** Excerpt from a dataset **
---*---

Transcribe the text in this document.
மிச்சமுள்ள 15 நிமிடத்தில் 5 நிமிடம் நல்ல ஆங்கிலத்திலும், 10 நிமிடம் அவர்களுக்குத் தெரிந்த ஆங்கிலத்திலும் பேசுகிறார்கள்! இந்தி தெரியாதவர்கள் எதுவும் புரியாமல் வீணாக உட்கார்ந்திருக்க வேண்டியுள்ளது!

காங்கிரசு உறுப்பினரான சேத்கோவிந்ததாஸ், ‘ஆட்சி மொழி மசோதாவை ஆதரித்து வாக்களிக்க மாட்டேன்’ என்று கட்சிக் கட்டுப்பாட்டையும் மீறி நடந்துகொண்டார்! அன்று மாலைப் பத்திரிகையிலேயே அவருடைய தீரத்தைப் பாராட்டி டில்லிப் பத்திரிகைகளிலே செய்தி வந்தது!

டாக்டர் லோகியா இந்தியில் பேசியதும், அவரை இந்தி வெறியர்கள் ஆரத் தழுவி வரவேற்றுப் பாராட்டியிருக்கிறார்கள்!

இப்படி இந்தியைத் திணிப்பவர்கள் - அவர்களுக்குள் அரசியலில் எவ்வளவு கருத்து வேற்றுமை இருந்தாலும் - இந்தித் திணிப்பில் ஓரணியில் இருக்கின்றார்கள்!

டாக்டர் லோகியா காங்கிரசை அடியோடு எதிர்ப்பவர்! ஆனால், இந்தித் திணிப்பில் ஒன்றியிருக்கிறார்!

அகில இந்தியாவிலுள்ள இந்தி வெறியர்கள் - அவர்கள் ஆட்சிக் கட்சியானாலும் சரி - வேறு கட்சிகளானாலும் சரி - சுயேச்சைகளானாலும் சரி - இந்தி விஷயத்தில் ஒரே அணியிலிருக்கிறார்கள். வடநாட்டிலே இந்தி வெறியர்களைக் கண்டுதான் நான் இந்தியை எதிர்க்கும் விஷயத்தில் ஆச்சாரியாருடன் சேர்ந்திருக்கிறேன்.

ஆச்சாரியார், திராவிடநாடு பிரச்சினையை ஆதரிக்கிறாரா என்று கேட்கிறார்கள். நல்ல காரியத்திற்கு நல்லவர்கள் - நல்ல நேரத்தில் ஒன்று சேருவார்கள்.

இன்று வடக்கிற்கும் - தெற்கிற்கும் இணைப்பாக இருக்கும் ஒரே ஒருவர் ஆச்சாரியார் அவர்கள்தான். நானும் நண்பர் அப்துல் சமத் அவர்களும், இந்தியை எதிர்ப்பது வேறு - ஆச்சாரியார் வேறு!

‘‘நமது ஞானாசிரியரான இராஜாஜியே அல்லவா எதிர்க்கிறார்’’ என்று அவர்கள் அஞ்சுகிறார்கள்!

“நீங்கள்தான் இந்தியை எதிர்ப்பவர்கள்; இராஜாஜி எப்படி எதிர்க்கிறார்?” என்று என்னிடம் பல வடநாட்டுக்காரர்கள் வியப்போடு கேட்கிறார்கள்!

---*---

** REQUIRED WORK **
Copy out the whole listing exactly as written.

** RESPONSE TO THIS EXERCISE **
Transcribe the text in this document.
மிச்சமுள்ள 15 நிமிடத்தில் 5 நிமிடம் நல்ல ஆங்கிலத்திலும், 10 நிமிடம் அவர்களுக்குத் தெரிந்த ஆங்கிலத்திலும் பேசுகிறார்கள்! இந்தி தெரியாதவர்கள் எதுவும் புரியாமல் வீணாக உட்கார்ந்திருக்க வேண்டியுள்ளது!

காங்கிரசு உறுப்பினரான சேத்கோவிந்ததாஸ், ‘ஆட்சி மொழி மசோதாவை ஆதரித்து வாக்களிக்க மாட்டேன்’ என்று கட்சிக் கட்டுப்பாட்டையும் மீறி நடந்துகொண்டார்! அன்று மாலைப் பத்திரிகையிலேயே அவருடைய தீரத்தைப் பாராட்டி டில்லிப் பத்திரிகைகளிலே செய்தி வந்தது!

டாக்டர் லோகியா இந்தியில் பேசியதும், அவரை இந்தி வெறியர்கள் ஆரத் தழுவி வரவேற்றுப் பாராட்டியிருக்கிறார்கள்!

இப்படி இந்தியைத் திணிப்பவர்கள் - அவர்களுக்குள் அரசியலில் எவ்வளவு கருத்து வேற்றுமை இருந்தாலும் - இந்தித் திணிப்பில் ஓரணியில் இருக்கின்றார்கள்!

டாக்டர் லோகியா காங்கிரசை அடியோடு எதிர்ப்பவர்! ஆனால், இந்தித் திணிப்பில் ஒன்றியிருக்கிறார்!

அகில இந்தியாவிலுள்ள இந்தி வெறியர்கள் - அவர்கள் ஆட்சிக் கட்சியானாலும் சரி - வேறு கட்சிகளானாலும் சரி - சுயேச்சைகளானாலும் சரி - இந்தி விஷயத்தில் ஒரே அணியிலிருக்கிறார்கள். வடநாட்டிலே இந்தி வெறியர்களைக் கண்டுதான் நான் இந்தியை எதிர்க்கும் விஷயத்தில் ஆச்சாரியாருடன் சேர்ந்திருக்கிறேன்.

ஆச்சாரியார், திராவிடநாடு பிரச்சினையை ஆதரிக்கிறாரா என்று கேட்கிறார்கள். நல்ல காரியத்திற்கு நல்லவர்கள் - நல்ல நேரத்தில் ஒன்று சேருவார்கள்.

இன்று வடக்கிற்கும் - தெற்கிற்கும் இணைப்பாக இருக்கும் ஒரே ஒருவர் ஆச்சாரியார் அவர்கள்தான். நானும் நண்பர் அப்துல் சமத் அவர்களும், இந்தியை எதிர்ப்பது வேறு - ஆச்சாரியார் வேறு!

‘‘நமது ஞானாசிரியரான இராஜாஜியே அல்லவா எதிர்க்கிறார்’’ என்று அவர்கள் அஞ்சுகிறார்கள்!

“நீங்கள்தான் இந்தியை எதிர்ப்பவர்கள்; இராஜாஜி எப்படி எதிர்க்கிறார்?” என்று என்னிடம் பல வடநாட்டுக்காரர்கள் வியப்போடு கேட்கிறார்கள்!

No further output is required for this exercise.